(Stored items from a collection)

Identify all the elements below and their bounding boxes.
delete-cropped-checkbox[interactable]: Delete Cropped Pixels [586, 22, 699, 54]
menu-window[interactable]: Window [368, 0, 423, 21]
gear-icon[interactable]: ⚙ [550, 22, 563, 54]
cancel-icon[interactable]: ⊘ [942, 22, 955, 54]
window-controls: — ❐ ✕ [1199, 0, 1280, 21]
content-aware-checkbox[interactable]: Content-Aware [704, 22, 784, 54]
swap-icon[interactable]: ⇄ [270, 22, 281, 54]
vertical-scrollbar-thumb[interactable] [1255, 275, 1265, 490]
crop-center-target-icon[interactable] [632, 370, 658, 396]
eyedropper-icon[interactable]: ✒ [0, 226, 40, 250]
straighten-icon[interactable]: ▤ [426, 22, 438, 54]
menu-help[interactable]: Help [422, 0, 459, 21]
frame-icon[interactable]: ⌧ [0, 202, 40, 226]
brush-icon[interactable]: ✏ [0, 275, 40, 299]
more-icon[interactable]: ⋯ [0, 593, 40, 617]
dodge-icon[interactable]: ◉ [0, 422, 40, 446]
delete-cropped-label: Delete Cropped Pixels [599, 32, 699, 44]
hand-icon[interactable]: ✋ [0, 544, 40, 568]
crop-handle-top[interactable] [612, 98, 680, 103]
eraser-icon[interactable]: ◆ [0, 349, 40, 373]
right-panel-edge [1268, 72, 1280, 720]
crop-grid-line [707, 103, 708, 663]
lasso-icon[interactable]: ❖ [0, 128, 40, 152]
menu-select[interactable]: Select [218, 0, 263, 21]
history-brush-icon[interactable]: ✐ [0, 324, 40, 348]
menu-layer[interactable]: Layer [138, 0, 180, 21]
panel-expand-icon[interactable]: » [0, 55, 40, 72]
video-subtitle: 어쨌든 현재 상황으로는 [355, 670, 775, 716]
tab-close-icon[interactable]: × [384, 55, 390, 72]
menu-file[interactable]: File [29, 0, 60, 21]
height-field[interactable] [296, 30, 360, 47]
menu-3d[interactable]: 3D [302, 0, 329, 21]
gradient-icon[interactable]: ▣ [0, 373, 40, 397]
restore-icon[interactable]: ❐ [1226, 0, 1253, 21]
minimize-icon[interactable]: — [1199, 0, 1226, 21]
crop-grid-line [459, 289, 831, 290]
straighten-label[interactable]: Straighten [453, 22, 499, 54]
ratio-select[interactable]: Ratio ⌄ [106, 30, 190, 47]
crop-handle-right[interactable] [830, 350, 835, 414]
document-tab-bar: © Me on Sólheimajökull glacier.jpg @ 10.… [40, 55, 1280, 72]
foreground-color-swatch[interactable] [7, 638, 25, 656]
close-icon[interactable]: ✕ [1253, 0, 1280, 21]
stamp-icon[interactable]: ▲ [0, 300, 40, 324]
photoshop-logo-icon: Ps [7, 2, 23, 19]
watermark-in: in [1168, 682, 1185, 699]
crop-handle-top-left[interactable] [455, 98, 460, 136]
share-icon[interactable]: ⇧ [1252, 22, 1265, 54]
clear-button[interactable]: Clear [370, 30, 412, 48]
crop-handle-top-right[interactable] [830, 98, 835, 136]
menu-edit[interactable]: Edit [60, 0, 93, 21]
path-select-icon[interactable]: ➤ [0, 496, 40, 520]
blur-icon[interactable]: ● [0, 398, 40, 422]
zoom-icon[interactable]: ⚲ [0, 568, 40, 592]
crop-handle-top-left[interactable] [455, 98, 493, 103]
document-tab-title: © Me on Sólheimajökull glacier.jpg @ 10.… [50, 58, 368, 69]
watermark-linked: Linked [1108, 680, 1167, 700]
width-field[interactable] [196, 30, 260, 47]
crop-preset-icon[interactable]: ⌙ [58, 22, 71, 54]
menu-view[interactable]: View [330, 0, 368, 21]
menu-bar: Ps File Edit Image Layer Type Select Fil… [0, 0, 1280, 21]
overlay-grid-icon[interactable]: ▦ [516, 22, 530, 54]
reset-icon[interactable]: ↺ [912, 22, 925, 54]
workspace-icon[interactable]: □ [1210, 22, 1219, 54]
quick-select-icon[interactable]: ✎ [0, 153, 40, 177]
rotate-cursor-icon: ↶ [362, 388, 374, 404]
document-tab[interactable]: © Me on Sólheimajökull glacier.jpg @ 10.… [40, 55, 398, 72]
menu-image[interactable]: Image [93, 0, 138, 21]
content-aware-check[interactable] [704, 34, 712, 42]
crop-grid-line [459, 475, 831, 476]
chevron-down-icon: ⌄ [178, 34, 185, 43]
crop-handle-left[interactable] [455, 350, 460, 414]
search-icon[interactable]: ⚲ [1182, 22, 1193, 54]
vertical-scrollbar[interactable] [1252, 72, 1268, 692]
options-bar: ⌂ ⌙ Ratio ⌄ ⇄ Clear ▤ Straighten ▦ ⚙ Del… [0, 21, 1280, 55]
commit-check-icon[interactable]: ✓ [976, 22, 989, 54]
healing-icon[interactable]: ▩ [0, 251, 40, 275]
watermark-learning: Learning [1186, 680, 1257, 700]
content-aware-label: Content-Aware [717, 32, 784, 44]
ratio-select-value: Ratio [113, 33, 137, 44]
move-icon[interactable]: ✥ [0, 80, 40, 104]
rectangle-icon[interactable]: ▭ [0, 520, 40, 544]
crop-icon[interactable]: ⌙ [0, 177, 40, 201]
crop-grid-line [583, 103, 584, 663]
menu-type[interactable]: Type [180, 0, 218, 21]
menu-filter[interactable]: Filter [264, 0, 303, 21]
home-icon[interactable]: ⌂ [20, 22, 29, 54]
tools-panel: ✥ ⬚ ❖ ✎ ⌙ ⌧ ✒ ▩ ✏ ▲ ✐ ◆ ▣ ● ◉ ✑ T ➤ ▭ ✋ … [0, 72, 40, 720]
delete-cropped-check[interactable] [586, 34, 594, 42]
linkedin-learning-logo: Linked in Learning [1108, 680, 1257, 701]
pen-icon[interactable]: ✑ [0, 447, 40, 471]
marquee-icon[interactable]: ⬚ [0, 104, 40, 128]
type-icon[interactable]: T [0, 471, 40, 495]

-- WHAT YOU SHOULD DO --
Which of the lines above contain the string "label"? Pull out each of those lines in full.

-- RESPONSE TO THIS EXERCISE --
delete-cropped-label: Delete Cropped Pixels [599, 32, 699, 44]
straighten-label[interactable]: Straighten [453, 22, 499, 54]
content-aware-label: Content-Aware [717, 32, 784, 44]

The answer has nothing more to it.